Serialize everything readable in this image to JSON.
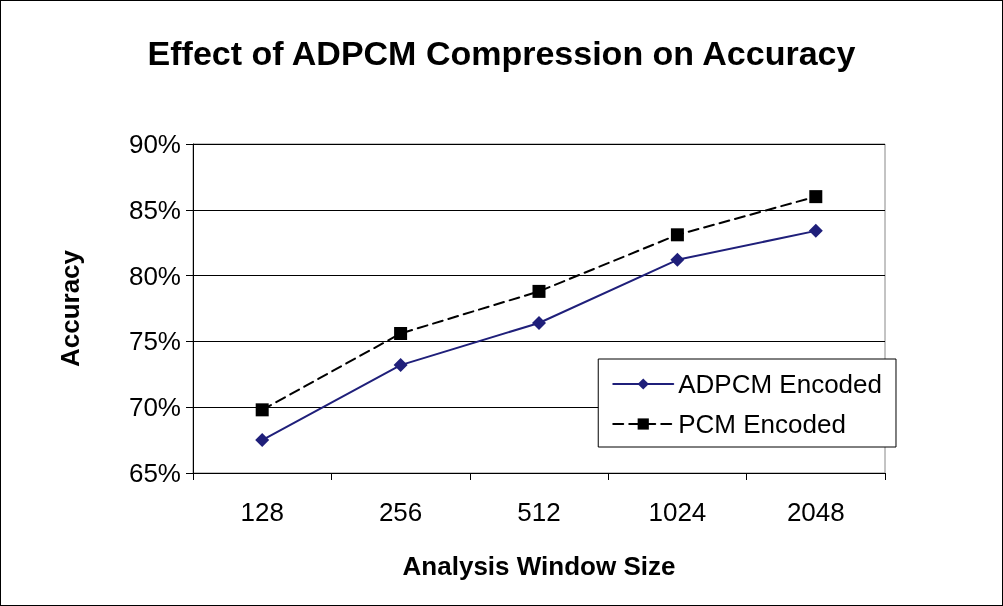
{
  "chart_data": {
    "type": "line",
    "title": "Effect of ADPCM Compression on Accuracy",
    "xlabel": "Analysis Window Size",
    "ylabel": "Accuracy",
    "categories": [
      "128",
      "256",
      "512",
      "1024",
      "2048"
    ],
    "series": [
      {
        "name": "ADPCM Encoded",
        "color": "#1f1f7a",
        "marker": "diamond",
        "line_style": "solid",
        "values": [
          67.5,
          73.2,
          76.4,
          81.2,
          83.4
        ]
      },
      {
        "name": "PCM Encoded",
        "color": "#000000",
        "marker": "square",
        "line_style": "dashed",
        "values": [
          69.8,
          75.6,
          78.8,
          83.1,
          86.0
        ]
      }
    ],
    "ylim": [
      65,
      90
    ],
    "yticks": [
      {
        "value": 65,
        "label": "65%"
      },
      {
        "value": 70,
        "label": "70%"
      },
      {
        "value": 75,
        "label": "75%"
      },
      {
        "value": 80,
        "label": "80%"
      },
      {
        "value": 85,
        "label": "85%"
      },
      {
        "value": 90,
        "label": "90%"
      }
    ],
    "grid": "y",
    "legend": "bottom right"
  }
}
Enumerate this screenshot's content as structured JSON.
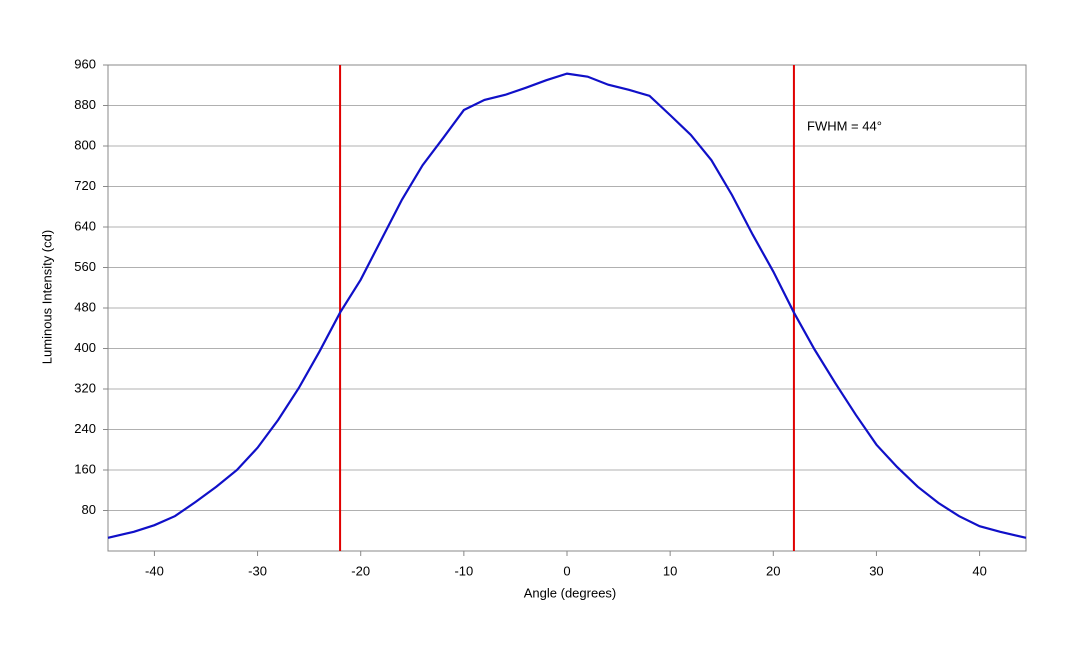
{
  "chart_data": {
    "type": "line",
    "x_label": "Angle (degrees)",
    "y_label": "Luminous Intensity (cd)",
    "annotation": "FWHM = 44°",
    "x": [
      -44.5,
      -42,
      -40,
      -38,
      -36,
      -34,
      -32,
      -30,
      -28,
      -26,
      -24,
      -22,
      -20,
      -18,
      -16,
      -14,
      -12,
      -10,
      -8,
      -6,
      -4,
      -2,
      0,
      2,
      4,
      6,
      8,
      10,
      12,
      14,
      16,
      18,
      20,
      22,
      24,
      26,
      28,
      30,
      32,
      34,
      36,
      38,
      40,
      42,
      44.5
    ],
    "series": [
      {
        "color": "#1010c8",
        "values": [
          26,
          38,
          51,
          69,
          97,
          127,
          160,
          204,
          259,
          322,
          394,
          471,
          536,
          615,
          694,
          762,
          816,
          871,
          891,
          901,
          915,
          930,
          943,
          937,
          921,
          911,
          899,
          861,
          822,
          772,
          703,
          625,
          552,
          471,
          398,
          332,
          269,
          210,
          166,
          127,
          95,
          69,
          49,
          38,
          26
        ]
      }
    ],
    "vlines": [
      -22,
      22
    ],
    "vline_color": "#e00000",
    "xlim": [
      -44.5,
      44.5
    ],
    "xticks": [
      -40,
      -30,
      -20,
      -10,
      0,
      10,
      20,
      30,
      40
    ],
    "ylim": [
      0,
      960
    ],
    "yticks": [
      80,
      160,
      240,
      320,
      400,
      480,
      560,
      640,
      720,
      800,
      880,
      960
    ],
    "grid": true
  }
}
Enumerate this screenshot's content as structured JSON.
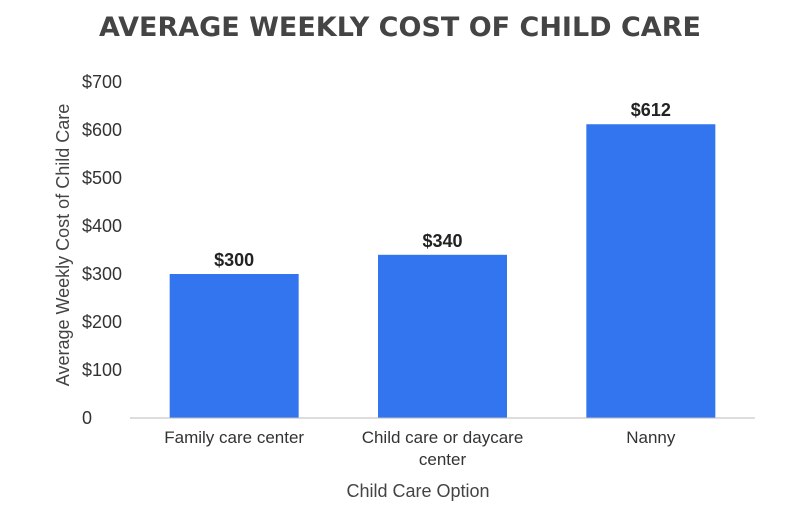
{
  "chart_data": {
    "type": "bar",
    "title": "AVERAGE WEEKLY COST OF CHILD CARE",
    "xlabel": "Child Care Option",
    "ylabel": "Average Weekly Cost of Child Care",
    "categories": [
      "Family care center",
      "Child care or daycare center",
      "Nanny"
    ],
    "series": [
      {
        "values": [
          300,
          340,
          612
        ],
        "data_labels": [
          "$300",
          "$340",
          "$612"
        ]
      }
    ],
    "ylim": [
      0,
      700
    ],
    "yticks": [
      0,
      100,
      200,
      300,
      400,
      500,
      600,
      700
    ],
    "ytick_labels": [
      "0",
      "$100",
      "$200",
      "$300",
      "$400",
      "$500",
      "$600",
      "$700"
    ],
    "grid": false,
    "bar_color": "#3375EE",
    "axis_color": "#BBBBBB"
  }
}
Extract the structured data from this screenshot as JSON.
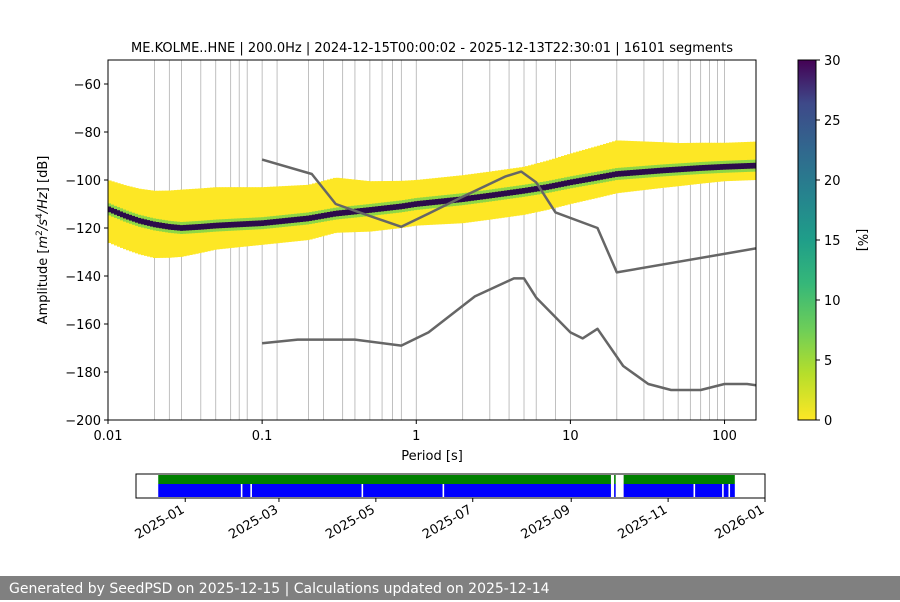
{
  "chart_data": [
    {
      "type": "heatmap",
      "title": "ME.KOLME..HNE | 200.0Hz | 2024-12-15T00:00:02 - 2025-12-13T22:30:01 | 16101 segments",
      "xlabel": "Period [s]",
      "ylabel_parts": [
        "Amplitude [",
        "m",
        "2",
        "/",
        "s",
        "4",
        "/",
        "Hz",
        "] [dB]"
      ],
      "x_scale": "log",
      "xlim": [
        0.01,
        160
      ],
      "ylim": [
        -200,
        -50
      ],
      "x_ticks": [
        {
          "value": 0.01,
          "label": "0.01"
        },
        {
          "value": 0.1,
          "label": "0.1"
        },
        {
          "value": 1,
          "label": "1"
        },
        {
          "value": 10,
          "label": "10"
        },
        {
          "value": 100,
          "label": "100"
        }
      ],
      "y_ticks": [
        -60,
        -80,
        -100,
        -120,
        -140,
        -160,
        -180,
        -200
      ],
      "y_tick_labels": [
        "−60",
        "−80",
        "−100",
        "−120",
        "−140",
        "−160",
        "−180",
        "−200"
      ],
      "grid_x_periods": [
        0.02,
        0.025,
        0.03,
        0.04,
        0.05,
        0.0625,
        0.071,
        0.08,
        0.1,
        0.125,
        0.2,
        0.25,
        0.333,
        0.4,
        0.5,
        0.6,
        0.7,
        0.8,
        1.0,
        2.0,
        3.0,
        4.0,
        5.0,
        6.0,
        8.0,
        10.0,
        20.0,
        30.0,
        40.0,
        50.0,
        60.0,
        70.0,
        80.0,
        90.0,
        100.0
      ],
      "colorbar": {
        "label": "[%]",
        "range": [
          0,
          30
        ],
        "ticks": [
          0,
          5,
          10,
          15,
          20,
          25,
          30
        ],
        "colormap": "viridis_r"
      },
      "mode_curve": {
        "periods": [
          0.01,
          0.013,
          0.016,
          0.02,
          0.025,
          0.03,
          0.04,
          0.05,
          0.07,
          0.1,
          0.2,
          0.3,
          0.5,
          0.8,
          1,
          2,
          3,
          5,
          7,
          10,
          15,
          20,
          40,
          70,
          100,
          160
        ],
        "db": [
          -112,
          -115,
          -117,
          -118.5,
          -119.5,
          -120,
          -119.5,
          -119,
          -118.5,
          -118,
          -116,
          -114,
          -112.5,
          -111,
          -110,
          -108,
          -106.5,
          -104.5,
          -103,
          -101,
          -99,
          -97.5,
          -96,
          -95,
          -94.5,
          -94
        ]
      },
      "band_spread": {
        "periods": [
          0.01,
          0.02,
          0.03,
          0.05,
          0.1,
          0.2,
          0.3,
          0.5,
          1,
          2,
          3,
          5,
          10,
          20,
          50,
          100,
          160
        ],
        "lower_db": [
          -14,
          -14,
          -12,
          -10,
          -9,
          -9,
          -8,
          -9,
          -9,
          -10,
          -10,
          -10,
          -9,
          -8,
          -7,
          -6,
          -6
        ],
        "upper_db": [
          12,
          14,
          16,
          16,
          15,
          14,
          15,
          12,
          10,
          10,
          10,
          10,
          12,
          14,
          11,
          10,
          10
        ]
      },
      "series": [
        {
          "color": "#666666",
          "x": [
            0.1,
            0.21,
            0.3,
            0.45,
            0.8,
            1.2,
            2.0,
            3.8,
            4.8,
            6.0,
            8.0,
            15.0,
            20.0,
            160.0
          ],
          "y": [
            -91.5,
            -97.5,
            -110,
            -114,
            -119.5,
            -114,
            -107,
            -98.5,
            -96.5,
            -101,
            -113.5,
            -120,
            -138.5,
            -128.5
          ]
        },
        {
          "color": "#666666",
          "x": [
            0.1,
            0.17,
            0.4,
            0.8,
            1.2,
            2.4,
            4.3,
            5.0,
            6.0,
            10.0,
            12.0,
            15.0,
            22.0,
            32.0,
            45.0,
            70.0,
            100.0,
            140.0,
            160.0
          ],
          "y": [
            -168,
            -166.5,
            -166.5,
            -169,
            -163.5,
            -148.5,
            -141,
            -141,
            -149,
            -163.5,
            -166,
            -162,
            -177.5,
            -185,
            -187.5,
            -187.5,
            -185,
            -185,
            -185.5
          ]
        }
      ]
    },
    {
      "type": "timeline",
      "x_ticks": [
        "2025-01",
        "2025-03",
        "2025-05",
        "2025-07",
        "2025-09",
        "2025-11",
        "2026-01"
      ],
      "xlim": [
        "2024-12-01",
        "2026-01-01"
      ],
      "rows": [
        {
          "color": "#008000",
          "ranges": [
            [
              "2024-12-15",
              "2025-09-26"
            ],
            [
              "2025-09-28",
              "2025-09-29"
            ],
            [
              "2025-10-04",
              "2025-12-13"
            ]
          ]
        },
        {
          "color": "#0000ff",
          "ranges": [
            [
              "2024-12-15",
              "2025-02-05"
            ],
            [
              "2025-02-06",
              "2025-02-11"
            ],
            [
              "2025-02-12",
              "2025-04-22"
            ],
            [
              "2025-04-23",
              "2025-06-12"
            ],
            [
              "2025-06-13",
              "2025-09-26"
            ],
            [
              "2025-09-28",
              "2025-09-29"
            ],
            [
              "2025-10-04",
              "2025-11-17"
            ],
            [
              "2025-11-18",
              "2025-12-05"
            ],
            [
              "2025-12-06",
              "2025-12-09"
            ],
            [
              "2025-12-10",
              "2025-12-13"
            ]
          ]
        }
      ]
    }
  ],
  "footer": {
    "text": "Generated by SeedPSD on 2025-12-15 | Calculations updated on 2025-12-14"
  }
}
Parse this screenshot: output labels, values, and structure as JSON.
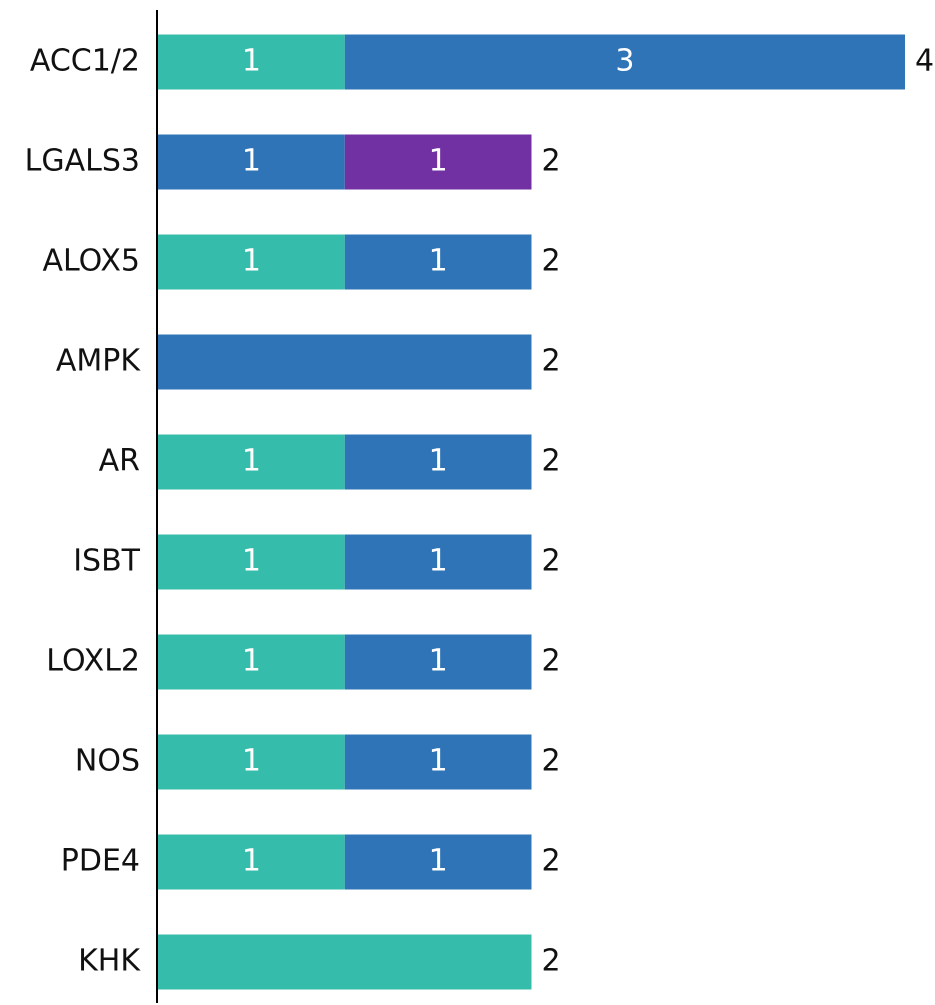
{
  "chart_data": {
    "type": "stacked_barh",
    "categories": [
      "ACC1/2",
      "LGALS3",
      "ALOX5",
      "AMPK",
      "AR",
      "ISBT",
      "LOXL2",
      "NOS",
      "PDE4",
      "KHK"
    ],
    "series": [
      {
        "color": "#35bcab",
        "values": [
          1,
          null,
          1,
          null,
          1,
          1,
          1,
          1,
          1,
          2
        ]
      },
      {
        "color": "#2f74b7",
        "values": [
          3,
          1,
          1,
          2,
          1,
          1,
          1,
          1,
          1,
          null
        ]
      },
      {
        "color": "#7231a2",
        "values": [
          null,
          1,
          null,
          null,
          null,
          null,
          null,
          null,
          null,
          null
        ]
      }
    ],
    "totals": [
      4,
      2,
      2,
      2,
      2,
      2,
      2,
      2,
      2,
      2
    ],
    "xlim": [
      0,
      4
    ]
  }
}
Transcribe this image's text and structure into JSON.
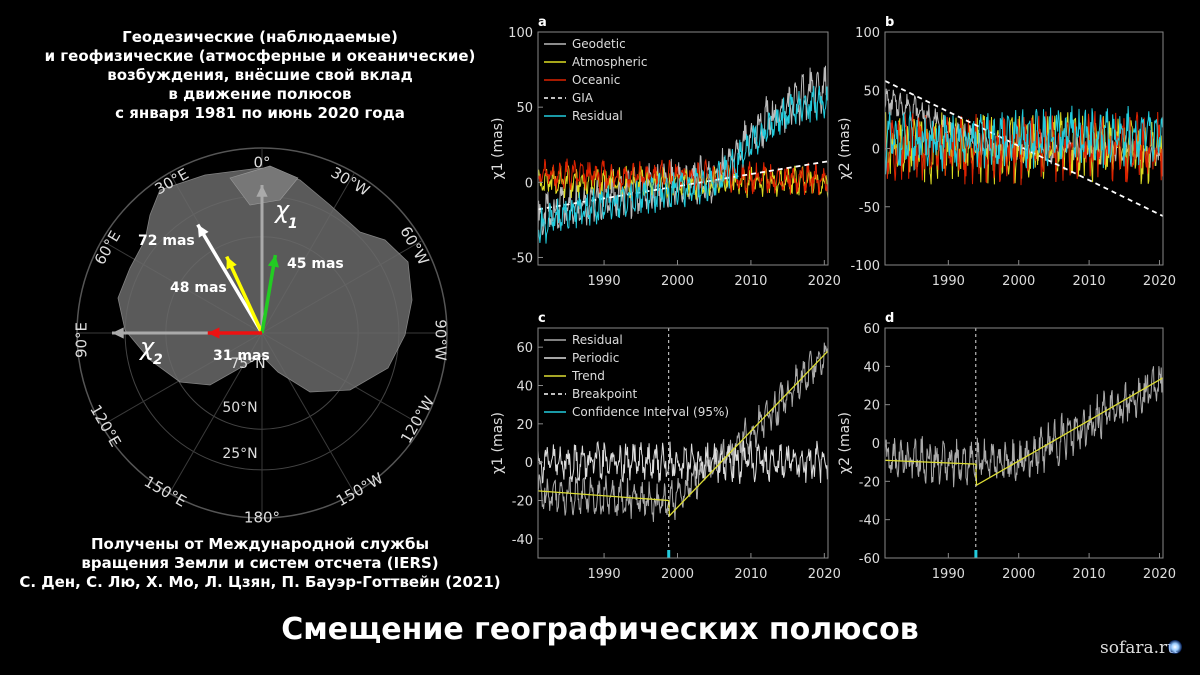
{
  "intro": {
    "lines": [
      "Геодезические (наблюдаемые)",
      "и геофизические (атмосферные и океанические)",
      "возбуждения, внёсшие свой вклад",
      "в движение полюсов",
      "с января 1981 по июнь 2020 года"
    ]
  },
  "source": {
    "lines": [
      "Получены от Международной службы",
      "вращения Земли и систем отсчета (IERS)",
      "С. Ден, С. Лю, Х. Мо, Л. Цзян, П. Бауэр-Готтвейн (2021)"
    ]
  },
  "title": "Смещение географических полюсов",
  "site": "sofara.ru",
  "polar_map": {
    "longitude_labels": [
      "0°",
      "30°W",
      "60°W",
      "90°W",
      "120°W",
      "150°W",
      "180°",
      "150°E",
      "120°E",
      "90°E",
      "60°E",
      "30°E"
    ],
    "latitude_labels": [
      "75°N",
      "50°N",
      "25°N"
    ],
    "axis_labels": {
      "chi1": "χ",
      "chi1_sub": "1",
      "chi2": "χ",
      "chi2_sub": "2"
    },
    "vectors": [
      {
        "label": "72 mas",
        "color": "#ffffff",
        "magnitude_mas": 72
      },
      {
        "label": "48 mas",
        "color": "#ffff00",
        "magnitude_mas": 48
      },
      {
        "label": "45 mas",
        "color": "#22cc22",
        "magnitude_mas": 45
      },
      {
        "label": "31 mas",
        "color": "#ee1111",
        "magnitude_mas": 31
      }
    ]
  },
  "chart_data": [
    {
      "panel": "a",
      "type": "line",
      "ylabel": "χ1 (mas)",
      "xlim": [
        1981,
        2020.5
      ],
      "ylim": [
        -55,
        100
      ],
      "xticks": [
        1990,
        2000,
        2010,
        2020
      ],
      "yticks": [
        -50,
        0,
        50,
        100
      ],
      "legend": "top-left",
      "series": [
        {
          "name": "Geodetic",
          "color": "#bbbbbb",
          "x": [
            1981,
            1985,
            1990,
            1995,
            2000,
            2005,
            2008,
            2010,
            2012,
            2015,
            2018,
            2020.5
          ],
          "y": [
            -25,
            -15,
            -10,
            -5,
            -2,
            2,
            15,
            30,
            40,
            50,
            60,
            62
          ]
        },
        {
          "name": "Atmospheric",
          "color": "#dddd22",
          "x": [
            1981,
            2020.5
          ],
          "y": [
            0,
            0
          ]
        },
        {
          "name": "Oceanic",
          "color": "#dd2200",
          "x": [
            1981,
            2020.5
          ],
          "y": [
            5,
            2
          ]
        },
        {
          "name": "GIA",
          "color": "#ffffff",
          "dashed": true,
          "x": [
            1981,
            2020.5
          ],
          "y": [
            -18,
            14
          ]
        },
        {
          "name": "Residual",
          "color": "#22ccdd",
          "x": [
            1981,
            1985,
            1990,
            1995,
            2000,
            2005,
            2008,
            2010,
            2012,
            2015,
            2018,
            2020.5
          ],
          "y": [
            -30,
            -20,
            -15,
            -10,
            -5,
            0,
            12,
            28,
            35,
            45,
            52,
            55
          ]
        }
      ]
    },
    {
      "panel": "b",
      "type": "line",
      "ylabel": "χ2 (mas)",
      "xlim": [
        1981,
        2020.5
      ],
      "ylim": [
        -100,
        100
      ],
      "xticks": [
        1990,
        2000,
        2010,
        2020
      ],
      "yticks": [
        -100,
        -50,
        0,
        50,
        100
      ],
      "series": [
        {
          "name": "Geodetic",
          "color": "#bbbbbb",
          "x": [
            1981,
            1985,
            1990,
            1995,
            2000,
            2005,
            2010,
            2015,
            2020.5
          ],
          "y": [
            40,
            35,
            15,
            5,
            0,
            0,
            0,
            0,
            -5
          ]
        },
        {
          "name": "Atmospheric",
          "color": "#dddd22",
          "x": [
            1981,
            2020.5
          ],
          "y": [
            0,
            0
          ]
        },
        {
          "name": "Oceanic",
          "color": "#dd2200",
          "x": [
            1981,
            2020.5
          ],
          "y": [
            0,
            0
          ]
        },
        {
          "name": "GIA",
          "color": "#ffffff",
          "dashed": true,
          "x": [
            1981,
            2020.5
          ],
          "y": [
            58,
            -58
          ]
        },
        {
          "name": "Residual",
          "color": "#22ccdd",
          "x": [
            1981,
            1990,
            2000,
            2010,
            2020.5
          ],
          "y": [
            5,
            5,
            8,
            10,
            12
          ]
        }
      ]
    },
    {
      "panel": "c",
      "type": "line",
      "ylabel": "χ1 (mas)",
      "xlim": [
        1981,
        2020.5
      ],
      "ylim": [
        -50,
        70
      ],
      "xticks": [
        1990,
        2000,
        2010,
        2020
      ],
      "yticks": [
        -40,
        -20,
        0,
        20,
        40,
        60
      ],
      "legend": "top-left",
      "breakpoint": 1998.8,
      "series": [
        {
          "name": "Residual",
          "color": "#aaaaaa",
          "x": [
            1981,
            1990,
            1998.8,
            2005,
            2010,
            2015,
            2020.5
          ],
          "y": [
            -16,
            -18,
            -22,
            0,
            15,
            35,
            58
          ]
        },
        {
          "name": "Periodic",
          "color": "#dddddd",
          "x": [
            1981,
            2020.5
          ],
          "y": [
            0,
            0
          ]
        },
        {
          "name": "Trend",
          "color": "#dddd33",
          "x": [
            1981,
            1998.8,
            1998.9,
            2020.5
          ],
          "y": [
            -15,
            -20,
            -28,
            58
          ]
        },
        {
          "name": "Breakpoint",
          "color": "#ffffff",
          "dashed": true,
          "x": [
            1998.8,
            1998.8
          ],
          "y": [
            -50,
            70
          ]
        },
        {
          "name": "Confidence Interval (95%)",
          "color": "#22ccdd",
          "x": [
            1998.6,
            1999.0
          ],
          "y": [
            -50,
            -50
          ]
        }
      ]
    },
    {
      "panel": "d",
      "type": "line",
      "ylabel": "χ2 (mas)",
      "xlim": [
        1981,
        2020.5
      ],
      "ylim": [
        -60,
        60
      ],
      "xticks": [
        1990,
        2000,
        2010,
        2020
      ],
      "yticks": [
        -60,
        -40,
        -20,
        0,
        20,
        40,
        60
      ],
      "breakpoint": 1993.9,
      "series": [
        {
          "name": "Residual",
          "color": "#aaaaaa",
          "x": [
            1981,
            1993.9,
            2000,
            2010,
            2020.5
          ],
          "y": [
            -8,
            -10,
            -10,
            10,
            32
          ]
        },
        {
          "name": "Trend",
          "color": "#dddd33",
          "x": [
            1981,
            1993.9,
            1994.0,
            2020.5
          ],
          "y": [
            -9,
            -11,
            -22,
            34
          ]
        },
        {
          "name": "Breakpoint",
          "color": "#ffffff",
          "dashed": true,
          "x": [
            1993.9,
            1993.9
          ],
          "y": [
            -60,
            60
          ]
        },
        {
          "name": "Confidence Interval (95%)",
          "color": "#22ccdd",
          "x": [
            1993.7,
            1994.1
          ],
          "y": [
            -60,
            -60
          ]
        }
      ]
    }
  ]
}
·····
**The problem:** Search the lines above for the string "Accuracy", then show every one that has it.

**Exercise result:**
    "title": "Effect of ADPCM Compression on Accuracy",
    "ylabel": "Accuracy",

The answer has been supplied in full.